- Stated problem
Scan the listing below. Report each line that includes "Decisiones".

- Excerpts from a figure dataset
——
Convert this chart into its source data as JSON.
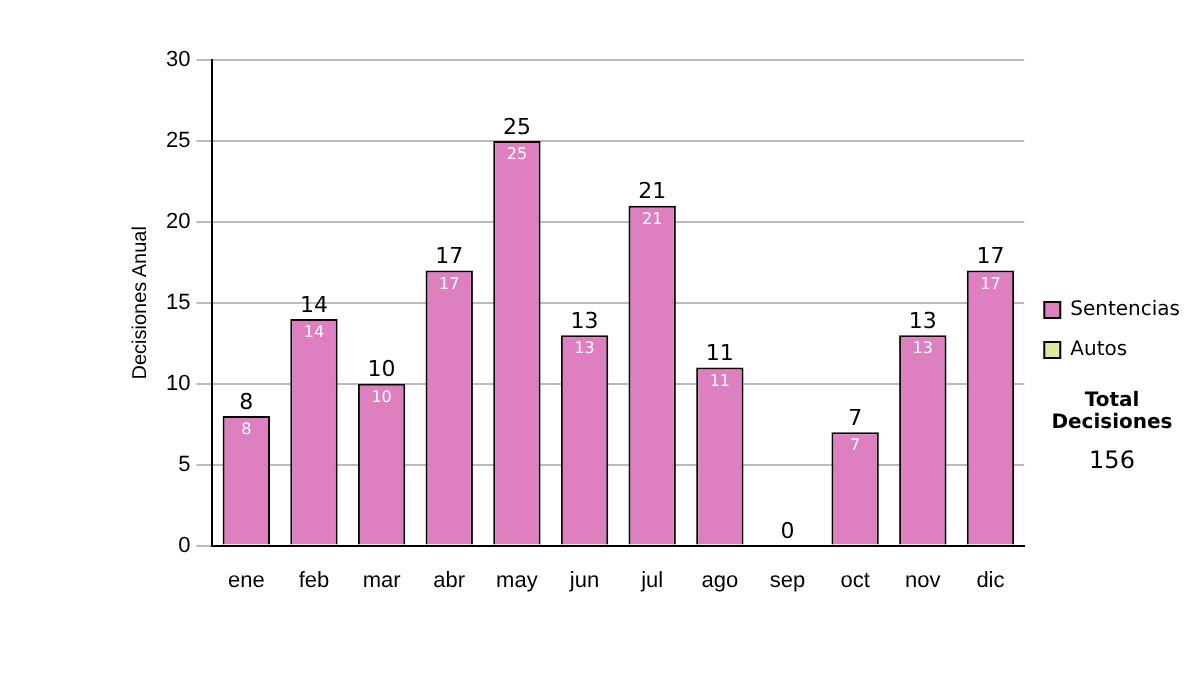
{
  "chart_data": {
    "type": "bar",
    "stacked": true,
    "ylabel": "Decisiones Anual",
    "categories": [
      "ene",
      "feb",
      "mar",
      "abr",
      "may",
      "jun",
      "jul",
      "ago",
      "sep",
      "oct",
      "nov",
      "dic"
    ],
    "series": [
      {
        "name": "Sentencias",
        "color": "#de7fc0",
        "values": [
          8,
          14,
          10,
          17,
          25,
          13,
          21,
          11,
          0,
          7,
          13,
          17
        ],
        "value_labels": [
          "8",
          "14",
          "10",
          "17",
          "25",
          "13",
          "21",
          "11",
          null,
          "7",
          "13",
          "17"
        ]
      },
      {
        "name": "Autos",
        "color": "#d8ec9c",
        "values": [
          0,
          0,
          0,
          0,
          0,
          0,
          0,
          0,
          0,
          0,
          0,
          0
        ]
      }
    ],
    "totals": [
      "8",
      "14",
      "10",
      "17",
      "25",
      "13",
      "21",
      "11",
      "0",
      "7",
      "13",
      "17"
    ],
    "ylim": [
      0,
      30
    ],
    "yticks": [
      0,
      5,
      10,
      15,
      20,
      25,
      30
    ],
    "grid": "y",
    "legend": "right",
    "annotations": [
      "Total Decisiones",
      "156"
    ]
  }
}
——
- Solution to the problem
    "ylabel": "Decisiones Anual",
      "Total Decisiones",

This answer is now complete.